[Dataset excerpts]

##########

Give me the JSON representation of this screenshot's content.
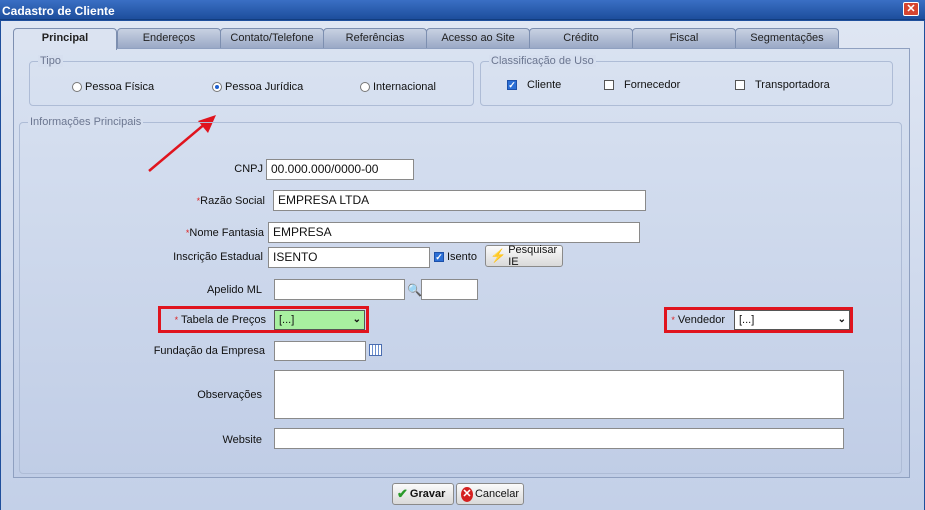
{
  "window": {
    "title": "Cadastro de Cliente",
    "close_glyph": "✕"
  },
  "tabs": [
    {
      "label": "Principal"
    },
    {
      "label": "Endereços"
    },
    {
      "label": "Contato/Telefone"
    },
    {
      "label": "Referências"
    },
    {
      "label": "Acesso ao Site"
    },
    {
      "label": "Crédito"
    },
    {
      "label": "Fiscal"
    },
    {
      "label": "Segmentações"
    }
  ],
  "tipo": {
    "legend": "Tipo",
    "options": [
      {
        "label": "Pessoa Física",
        "selected": false
      },
      {
        "label": "Pessoa Jurídica",
        "selected": true
      },
      {
        "label": "Internacional",
        "selected": false
      }
    ]
  },
  "classificacao": {
    "legend": "Classificação de Uso",
    "options": [
      {
        "label": "Cliente",
        "checked": true
      },
      {
        "label": "Fornecedor",
        "checked": false
      },
      {
        "label": "Transportadora",
        "checked": false
      }
    ]
  },
  "info": {
    "legend": "Informações Principais",
    "required_mark": "*",
    "cnpj": {
      "label": "CNPJ",
      "value": "00.000.000/0000-00"
    },
    "razao_social": {
      "label": "Razão Social",
      "value": "EMPRESA LTDA"
    },
    "nome_fantasia": {
      "label": "Nome Fantasia",
      "value": "EMPRESA"
    },
    "inscricao_estadual": {
      "label": "Inscrição Estadual",
      "value": "ISENTO",
      "isento_label": "Isento",
      "isento_checked": true,
      "pesquisar_label": "Pesquisar IE"
    },
    "apelido_ml": {
      "label": "Apelido ML",
      "value": "",
      "value2": ""
    },
    "tabela_precos": {
      "label": "Tabela de Preços",
      "selected": "[...]",
      "highlight_color": "#a8f0a0"
    },
    "vendedor": {
      "label": "Vendedor",
      "selected": "[...]"
    },
    "fundacao": {
      "label": "Fundação da Empresa",
      "value": ""
    },
    "observacoes": {
      "label": "Observações",
      "value": ""
    },
    "website": {
      "label": "Website",
      "value": ""
    }
  },
  "actions": {
    "gravar_label": "Gravar",
    "cancelar_label": "Cancelar"
  },
  "colors": {
    "highlight_red": "#e0141e",
    "annotation_arrow": "#e0141e",
    "title_blue": "#1d4e9c"
  }
}
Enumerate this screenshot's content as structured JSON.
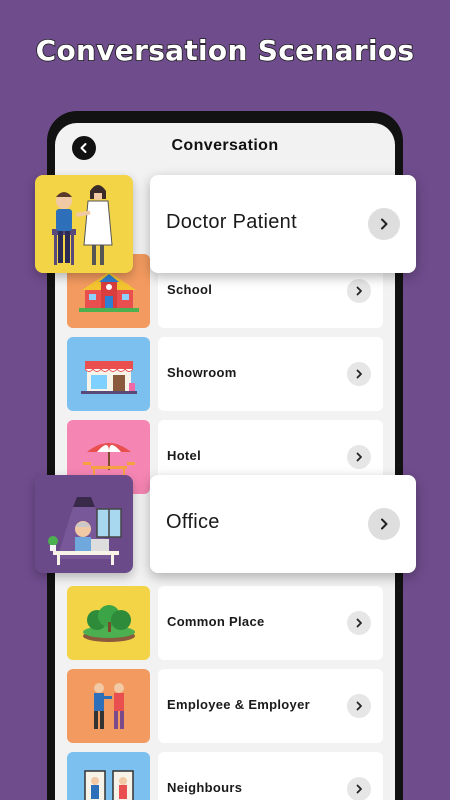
{
  "headline": "Conversation Scenarios",
  "screen": {
    "title": "Conversation"
  },
  "rows": [
    {
      "label": "School",
      "color": "#f29a5f"
    },
    {
      "label": "Showroom",
      "color": "#7cc0f0"
    },
    {
      "label": "Hotel",
      "color": "#f585b3"
    },
    {
      "label": "Common Place",
      "color": "#f4d447"
    },
    {
      "label": "Employee & Employer",
      "color": "#f29a5f"
    },
    {
      "label": "Neighbours",
      "color": "#7cc0f0"
    }
  ],
  "featured": [
    {
      "label": "Doctor Patient",
      "color": "#f4d447"
    },
    {
      "label": "Office",
      "color": "#6b4a8a"
    }
  ],
  "icons": {
    "back": "back-arrow-icon",
    "chevron": "chevron-right-icon"
  }
}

##########

Pick out the lines containing the string "selected" and show them.

        "selected": false
        "selected": true
        "selected": false
      "selected": "[...]",
      "selected": "[...]"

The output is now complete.